- **Challenge**: Reproduce the material in full, unchanged.

- **Data for processing**:

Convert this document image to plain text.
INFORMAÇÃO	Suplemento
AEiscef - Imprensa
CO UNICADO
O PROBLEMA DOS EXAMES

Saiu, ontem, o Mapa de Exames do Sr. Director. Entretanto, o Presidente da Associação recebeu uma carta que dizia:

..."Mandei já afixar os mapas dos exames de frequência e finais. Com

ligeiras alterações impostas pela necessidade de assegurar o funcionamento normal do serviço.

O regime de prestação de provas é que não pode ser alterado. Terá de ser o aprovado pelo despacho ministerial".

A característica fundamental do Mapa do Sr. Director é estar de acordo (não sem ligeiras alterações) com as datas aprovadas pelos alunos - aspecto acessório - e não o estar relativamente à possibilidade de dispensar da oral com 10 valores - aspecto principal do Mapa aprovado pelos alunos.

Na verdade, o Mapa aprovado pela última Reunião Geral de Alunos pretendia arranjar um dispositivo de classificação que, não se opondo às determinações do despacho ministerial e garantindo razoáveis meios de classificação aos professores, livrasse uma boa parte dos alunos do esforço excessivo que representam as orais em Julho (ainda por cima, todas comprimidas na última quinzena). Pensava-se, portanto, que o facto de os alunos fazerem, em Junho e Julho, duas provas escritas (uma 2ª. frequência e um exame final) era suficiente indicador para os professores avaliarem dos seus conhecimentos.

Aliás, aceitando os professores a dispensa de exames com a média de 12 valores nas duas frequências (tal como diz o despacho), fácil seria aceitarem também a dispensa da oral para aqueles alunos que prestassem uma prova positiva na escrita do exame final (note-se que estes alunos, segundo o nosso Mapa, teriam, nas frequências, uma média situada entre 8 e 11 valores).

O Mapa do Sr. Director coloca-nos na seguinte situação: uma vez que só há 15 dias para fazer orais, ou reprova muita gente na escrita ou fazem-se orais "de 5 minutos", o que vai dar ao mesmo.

- **Response for this exercise**:
Convert this document image to plain text.
INFORMAÇÃO	Suplemento
AEiscef - Imprensa
CO UNICADO
O PROBLEMA DOS EXAMES

Saiu, ontem, o Mapa de Exames do Sr. Director. Entretanto, o Presidente da Associação recebeu uma carta que dizia:

..."Mandei já afixar os mapas dos exames de frequência e finais. Com

ligeiras alterações impostas pela necessidade de assegurar o funcionamento normal do serviço.

O regime de prestação de provas é que não pode ser alterado. Terá de ser o aprovado pelo despacho ministerial".

A característica fundamental do Mapa do Sr. Director é estar de acordo (não sem ligeiras alterações) com as datas aprovadas pelos alunos - aspecto acessório - e não o estar relativamente à possibilidade de dispensar da oral com 10 valores - aspecto principal do Mapa aprovado pelos alunos.

Na verdade, o Mapa aprovado pela última Reunião Geral de Alunos pretendia arranjar um dispositivo de classificação que, não se opondo às determinações do despacho ministerial e garantindo razoáveis meios de classificação aos professores, livrasse uma boa parte dos alunos do esforço excessivo que representam as orais em Julho (ainda por cima, todas comprimidas na última quinzena). Pensava-se, portanto, que o facto de os alunos fazerem, em Junho e Julho, duas provas escritas (uma 2ª. frequência e um exame final) era suficiente indicador para os professores avaliarem dos seus conhecimentos.

Aliás, aceitando os professores a dispensa de exames com a média de 12 valores nas duas frequências (tal como diz o despacho), fácil seria aceitarem também a dispensa da oral para aqueles alunos que prestassem uma prova positiva na escrita do exame final (note-se que estes alunos, segundo o nosso Mapa, teriam, nas frequências, uma média situada entre 8 e 11 valores).

O Mapa do Sr. Director coloca-nos na seguinte situação: uma vez que só há 15 dias para fazer orais, ou reprova muita gente na escrita ou fazem-se orais "de 5 minutos", o que vai dar ao mesmo.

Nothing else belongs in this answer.